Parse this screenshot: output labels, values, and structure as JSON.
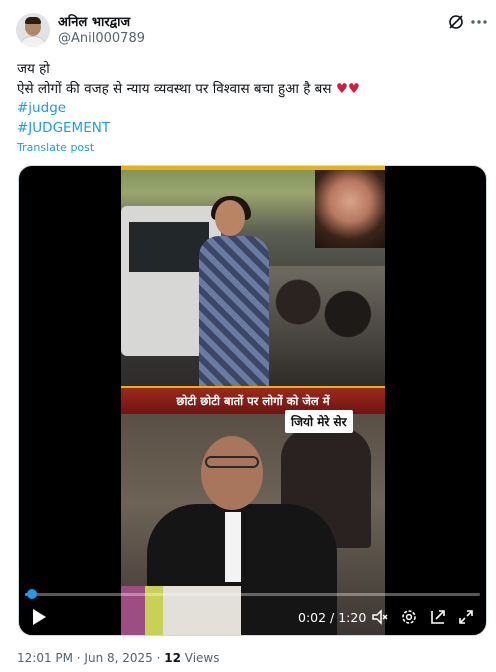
{
  "author": {
    "display_name": "अनिल भारद्वाज",
    "handle": "@Anil000789"
  },
  "tweet": {
    "line1": "जय हो",
    "line2_text": "ऐसे लोगों की वजह से न्याय व्यवस्था पर विश्वास बचा हुआ है बस",
    "line2_emoji": "♥♥",
    "hashtag1": "#judge",
    "hashtag2": "#JUDGEMENT",
    "translate_label": "Translate post"
  },
  "video": {
    "caption_text": "छोटी छोटी बातों पर लोगों को जेल में",
    "sub_label": "जियो मेरे सेर",
    "time_display": "0:02 / 1:20",
    "progress": 0.016
  },
  "meta": {
    "timestamp": "12:01 PM · Jun 8, 2025 · ",
    "views_count": "12",
    "views_label": " Views"
  },
  "icons": [
    "avatar",
    "grok-icon",
    "more-icon",
    "play-icon",
    "volume-icon",
    "settings-icon",
    "pop-out-icon",
    "fullscreen-icon"
  ],
  "colors": {
    "link": "#1d9bf0",
    "heart": "#cf1f3d",
    "secondary_text": "#536471"
  }
}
^^^^
- _Requirement_
Reproduce each entry precisely. Leave the pictures out.

- _The response_
Parse this screenshot: output labels, values, and structure as JSON.
{
  "author": {
    "display_name": "अनिल भारद्वाज",
    "handle": "@Anil000789"
  },
  "tweet": {
    "line1": "जय हो",
    "line2_text": "ऐसे लोगों की वजह से न्याय व्यवस्था पर विश्वास बचा हुआ है बस",
    "line2_emoji": "♥♥",
    "hashtag1": "#judge",
    "hashtag2": "#JUDGEMENT",
    "translate_label": "Translate post"
  },
  "video": {
    "caption_text": "छोटी छोटी बातों पर लोगों को जेल में",
    "sub_label": "जियो मेरे सेर",
    "time_display": "0:02 / 1:20",
    "progress": 0.016
  },
  "meta": {
    "timestamp": "12:01 PM · Jun 8, 2025 · ",
    "views_count": "12",
    "views_label": " Views"
  },
  "icons": [
    "avatar",
    "grok-icon",
    "more-icon",
    "play-icon",
    "volume-icon",
    "settings-icon",
    "pop-out-icon",
    "fullscreen-icon"
  ],
  "colors": {
    "link": "#1d9bf0",
    "heart": "#cf1f3d",
    "secondary_text": "#536471"
  }
}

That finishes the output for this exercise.